• [WHAT THE EXERCISE ASKS]
Determine the number of lines holding the word "kind"; answer with that number only.
- - -
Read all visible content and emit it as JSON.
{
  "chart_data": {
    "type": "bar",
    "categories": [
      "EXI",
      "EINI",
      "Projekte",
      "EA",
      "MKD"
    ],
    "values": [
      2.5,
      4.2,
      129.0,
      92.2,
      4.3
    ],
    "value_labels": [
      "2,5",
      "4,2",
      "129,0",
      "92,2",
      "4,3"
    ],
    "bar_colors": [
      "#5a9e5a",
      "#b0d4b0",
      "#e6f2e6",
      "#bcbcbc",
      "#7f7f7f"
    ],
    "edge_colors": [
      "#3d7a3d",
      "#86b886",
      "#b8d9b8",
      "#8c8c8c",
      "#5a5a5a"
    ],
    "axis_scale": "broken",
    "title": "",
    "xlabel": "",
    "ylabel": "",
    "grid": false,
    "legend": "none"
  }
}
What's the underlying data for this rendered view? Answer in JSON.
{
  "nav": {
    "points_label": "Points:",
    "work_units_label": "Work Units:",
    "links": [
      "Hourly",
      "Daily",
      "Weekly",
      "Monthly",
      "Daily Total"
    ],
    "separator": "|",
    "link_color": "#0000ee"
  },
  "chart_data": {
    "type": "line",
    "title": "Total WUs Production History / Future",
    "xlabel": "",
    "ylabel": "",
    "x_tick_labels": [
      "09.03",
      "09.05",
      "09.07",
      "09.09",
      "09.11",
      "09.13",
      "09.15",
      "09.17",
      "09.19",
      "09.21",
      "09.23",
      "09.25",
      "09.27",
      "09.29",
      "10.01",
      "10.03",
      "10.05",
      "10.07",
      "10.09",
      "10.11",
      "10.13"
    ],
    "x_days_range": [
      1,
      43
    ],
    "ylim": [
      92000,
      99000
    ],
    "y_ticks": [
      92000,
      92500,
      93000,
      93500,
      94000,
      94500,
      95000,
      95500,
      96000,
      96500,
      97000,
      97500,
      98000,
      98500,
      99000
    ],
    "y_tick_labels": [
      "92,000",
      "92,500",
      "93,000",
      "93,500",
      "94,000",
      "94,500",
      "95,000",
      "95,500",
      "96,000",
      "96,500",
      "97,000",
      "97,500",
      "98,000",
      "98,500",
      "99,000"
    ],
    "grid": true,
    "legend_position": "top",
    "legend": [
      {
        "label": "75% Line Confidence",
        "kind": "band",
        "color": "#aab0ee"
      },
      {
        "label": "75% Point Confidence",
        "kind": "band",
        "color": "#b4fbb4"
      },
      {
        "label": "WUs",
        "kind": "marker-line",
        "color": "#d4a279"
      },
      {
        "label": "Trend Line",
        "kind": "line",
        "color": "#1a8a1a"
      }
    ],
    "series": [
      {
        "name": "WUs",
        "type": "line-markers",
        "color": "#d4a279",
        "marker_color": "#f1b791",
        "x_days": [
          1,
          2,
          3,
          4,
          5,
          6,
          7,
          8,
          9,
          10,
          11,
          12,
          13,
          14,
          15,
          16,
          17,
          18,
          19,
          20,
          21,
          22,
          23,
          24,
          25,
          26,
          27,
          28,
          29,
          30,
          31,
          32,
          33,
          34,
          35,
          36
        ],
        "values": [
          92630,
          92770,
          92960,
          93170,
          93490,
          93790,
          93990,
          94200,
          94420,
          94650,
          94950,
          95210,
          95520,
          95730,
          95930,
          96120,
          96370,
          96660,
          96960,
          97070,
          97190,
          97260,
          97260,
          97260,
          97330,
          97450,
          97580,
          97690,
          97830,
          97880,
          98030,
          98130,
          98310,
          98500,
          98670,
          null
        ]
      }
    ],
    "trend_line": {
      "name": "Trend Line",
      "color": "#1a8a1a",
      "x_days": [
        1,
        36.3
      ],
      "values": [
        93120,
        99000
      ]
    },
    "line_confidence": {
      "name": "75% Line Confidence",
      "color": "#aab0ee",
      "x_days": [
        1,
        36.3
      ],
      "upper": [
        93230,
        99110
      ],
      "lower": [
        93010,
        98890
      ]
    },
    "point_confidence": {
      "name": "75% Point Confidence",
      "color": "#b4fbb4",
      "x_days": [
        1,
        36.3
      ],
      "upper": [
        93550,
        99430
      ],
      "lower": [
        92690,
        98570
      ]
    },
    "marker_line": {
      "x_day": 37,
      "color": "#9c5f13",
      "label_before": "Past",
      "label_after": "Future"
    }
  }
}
- - -
• [FULL OUTPUT]
4